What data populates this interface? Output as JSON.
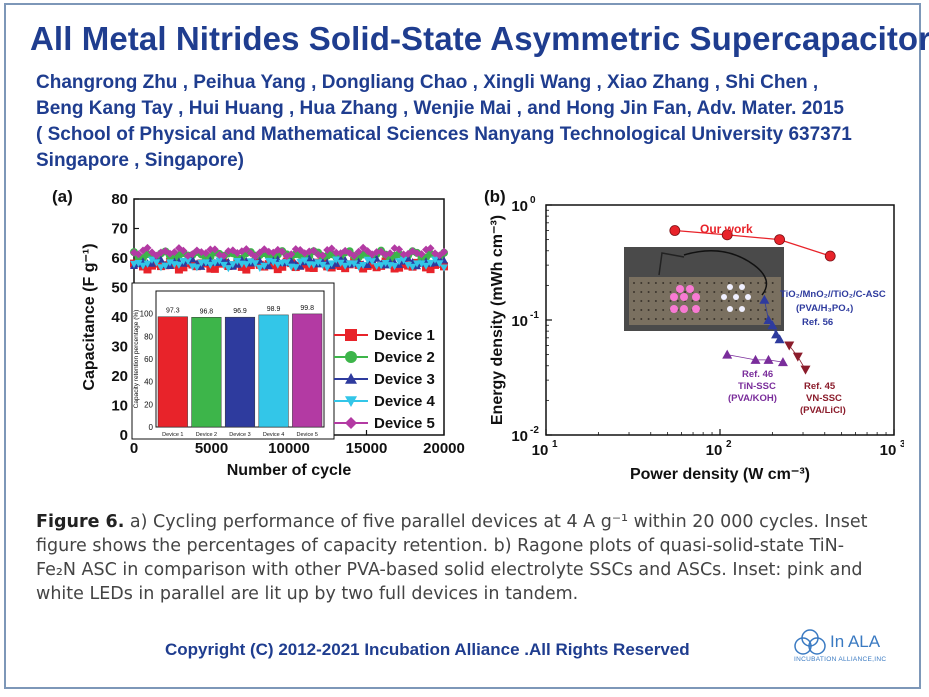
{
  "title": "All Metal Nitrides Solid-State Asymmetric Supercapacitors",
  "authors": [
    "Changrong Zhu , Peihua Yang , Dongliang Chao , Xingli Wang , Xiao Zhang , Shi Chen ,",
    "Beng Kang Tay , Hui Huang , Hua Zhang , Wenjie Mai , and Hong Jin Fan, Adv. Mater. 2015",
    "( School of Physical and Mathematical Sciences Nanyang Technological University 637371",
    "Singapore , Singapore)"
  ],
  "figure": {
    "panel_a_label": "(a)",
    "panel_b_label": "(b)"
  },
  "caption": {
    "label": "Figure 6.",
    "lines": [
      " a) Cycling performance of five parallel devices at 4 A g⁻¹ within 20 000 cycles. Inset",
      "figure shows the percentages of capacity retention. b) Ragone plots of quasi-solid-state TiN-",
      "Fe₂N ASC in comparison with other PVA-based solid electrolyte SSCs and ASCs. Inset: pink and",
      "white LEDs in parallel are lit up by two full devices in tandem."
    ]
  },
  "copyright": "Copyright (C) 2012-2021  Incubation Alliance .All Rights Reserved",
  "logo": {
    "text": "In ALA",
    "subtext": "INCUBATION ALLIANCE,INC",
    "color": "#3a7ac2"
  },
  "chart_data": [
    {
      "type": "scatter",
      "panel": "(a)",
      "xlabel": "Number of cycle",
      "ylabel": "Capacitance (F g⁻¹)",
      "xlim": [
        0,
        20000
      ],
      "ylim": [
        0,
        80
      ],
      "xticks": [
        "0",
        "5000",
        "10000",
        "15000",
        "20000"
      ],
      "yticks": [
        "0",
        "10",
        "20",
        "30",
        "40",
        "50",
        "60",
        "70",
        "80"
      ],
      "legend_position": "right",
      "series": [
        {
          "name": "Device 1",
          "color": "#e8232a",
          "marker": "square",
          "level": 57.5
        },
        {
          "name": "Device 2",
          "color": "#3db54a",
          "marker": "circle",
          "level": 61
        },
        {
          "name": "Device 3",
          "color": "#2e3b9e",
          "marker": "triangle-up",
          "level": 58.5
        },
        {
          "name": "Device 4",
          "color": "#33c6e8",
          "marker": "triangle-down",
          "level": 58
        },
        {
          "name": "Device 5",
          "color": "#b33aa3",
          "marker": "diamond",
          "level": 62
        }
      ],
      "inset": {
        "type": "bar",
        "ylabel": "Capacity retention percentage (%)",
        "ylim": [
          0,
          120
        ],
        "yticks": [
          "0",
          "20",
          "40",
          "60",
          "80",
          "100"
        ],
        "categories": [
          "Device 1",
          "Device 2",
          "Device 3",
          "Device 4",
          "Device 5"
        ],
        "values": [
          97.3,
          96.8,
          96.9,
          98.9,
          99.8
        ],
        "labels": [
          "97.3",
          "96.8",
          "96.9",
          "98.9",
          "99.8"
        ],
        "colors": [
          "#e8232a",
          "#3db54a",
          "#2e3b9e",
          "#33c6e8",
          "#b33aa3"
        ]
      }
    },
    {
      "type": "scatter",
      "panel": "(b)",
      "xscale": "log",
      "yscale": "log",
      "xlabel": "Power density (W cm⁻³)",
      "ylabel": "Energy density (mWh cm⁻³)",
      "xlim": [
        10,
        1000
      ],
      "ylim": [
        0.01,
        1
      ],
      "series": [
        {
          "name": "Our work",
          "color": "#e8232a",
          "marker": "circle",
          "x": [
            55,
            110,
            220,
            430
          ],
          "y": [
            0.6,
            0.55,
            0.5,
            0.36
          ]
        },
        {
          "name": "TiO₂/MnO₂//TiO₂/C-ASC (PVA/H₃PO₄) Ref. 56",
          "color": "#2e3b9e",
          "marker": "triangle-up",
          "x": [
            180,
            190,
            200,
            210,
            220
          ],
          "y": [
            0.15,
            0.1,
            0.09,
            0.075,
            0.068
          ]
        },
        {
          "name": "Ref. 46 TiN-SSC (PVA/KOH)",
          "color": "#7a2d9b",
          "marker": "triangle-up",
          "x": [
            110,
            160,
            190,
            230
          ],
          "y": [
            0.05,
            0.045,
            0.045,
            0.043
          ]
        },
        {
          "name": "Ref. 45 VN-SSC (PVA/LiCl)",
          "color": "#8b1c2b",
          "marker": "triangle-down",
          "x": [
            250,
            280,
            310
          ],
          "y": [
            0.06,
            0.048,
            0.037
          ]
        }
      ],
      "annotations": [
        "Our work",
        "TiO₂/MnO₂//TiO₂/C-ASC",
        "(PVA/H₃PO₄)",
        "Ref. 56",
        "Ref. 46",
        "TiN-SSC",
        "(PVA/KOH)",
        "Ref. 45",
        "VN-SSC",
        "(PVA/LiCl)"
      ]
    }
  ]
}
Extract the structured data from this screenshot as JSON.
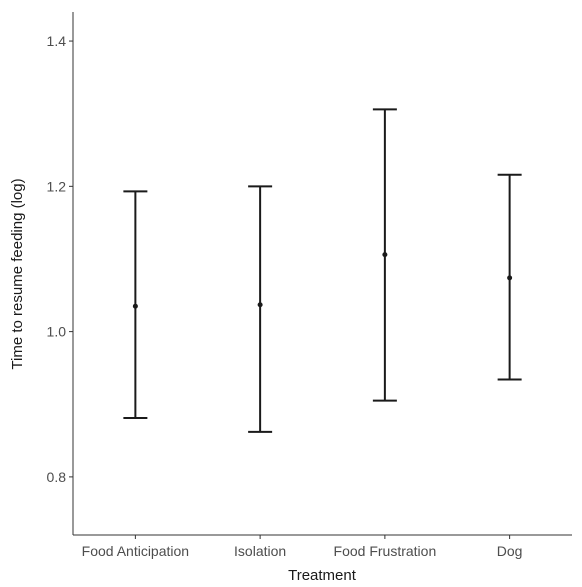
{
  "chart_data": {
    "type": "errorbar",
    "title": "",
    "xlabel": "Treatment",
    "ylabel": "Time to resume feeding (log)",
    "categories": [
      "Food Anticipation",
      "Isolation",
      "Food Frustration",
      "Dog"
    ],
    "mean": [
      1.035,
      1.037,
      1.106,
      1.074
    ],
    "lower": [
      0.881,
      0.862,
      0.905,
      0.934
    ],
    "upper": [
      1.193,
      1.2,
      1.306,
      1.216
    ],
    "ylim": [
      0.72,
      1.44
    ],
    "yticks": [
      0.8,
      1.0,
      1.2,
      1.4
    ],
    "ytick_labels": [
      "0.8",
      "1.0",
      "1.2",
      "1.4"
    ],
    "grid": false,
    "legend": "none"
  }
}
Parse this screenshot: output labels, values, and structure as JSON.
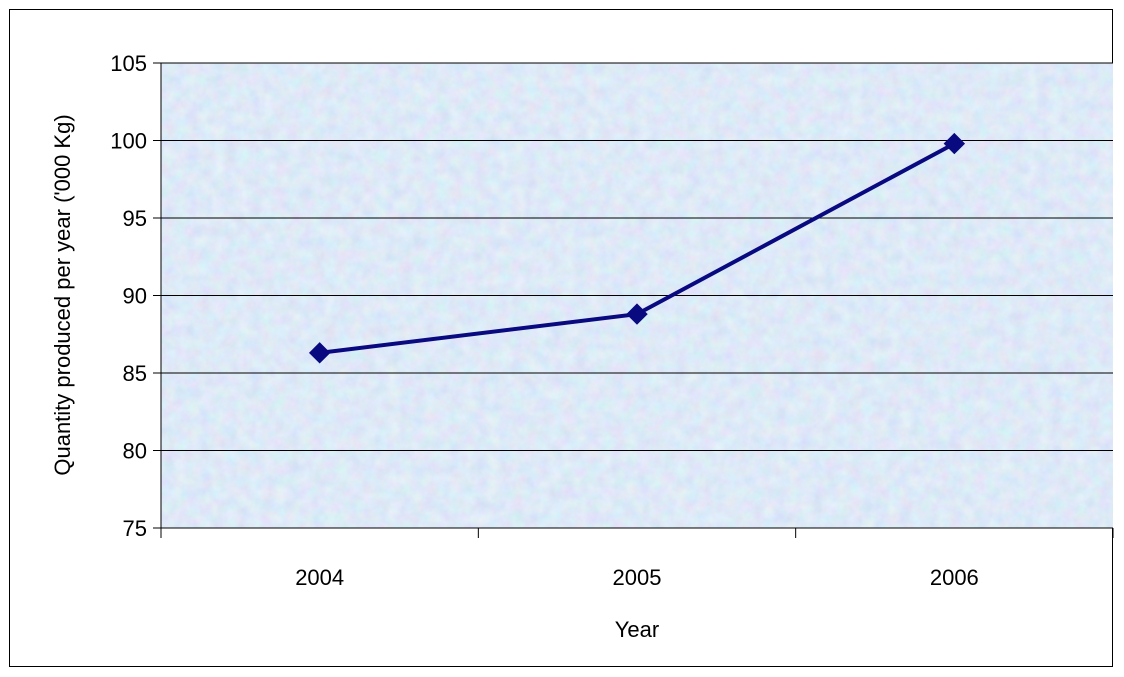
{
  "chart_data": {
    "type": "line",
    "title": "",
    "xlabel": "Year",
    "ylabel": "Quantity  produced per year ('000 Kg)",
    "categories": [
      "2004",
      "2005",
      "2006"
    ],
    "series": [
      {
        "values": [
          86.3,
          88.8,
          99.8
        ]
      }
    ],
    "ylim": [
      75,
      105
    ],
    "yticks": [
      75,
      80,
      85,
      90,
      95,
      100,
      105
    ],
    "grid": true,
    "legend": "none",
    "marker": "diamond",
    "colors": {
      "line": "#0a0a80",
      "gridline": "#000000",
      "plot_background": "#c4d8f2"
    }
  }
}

------------

(Work to be completed): Identify each line in the records above that contains the word "parallel", and copy it out in full.

(The answer):
      " a) Cycling performance of five parallel devices at 4 A g⁻¹ within 20 000 cycles. Inset",
      "white LEDs in parallel are lit up by two full devices in tandem."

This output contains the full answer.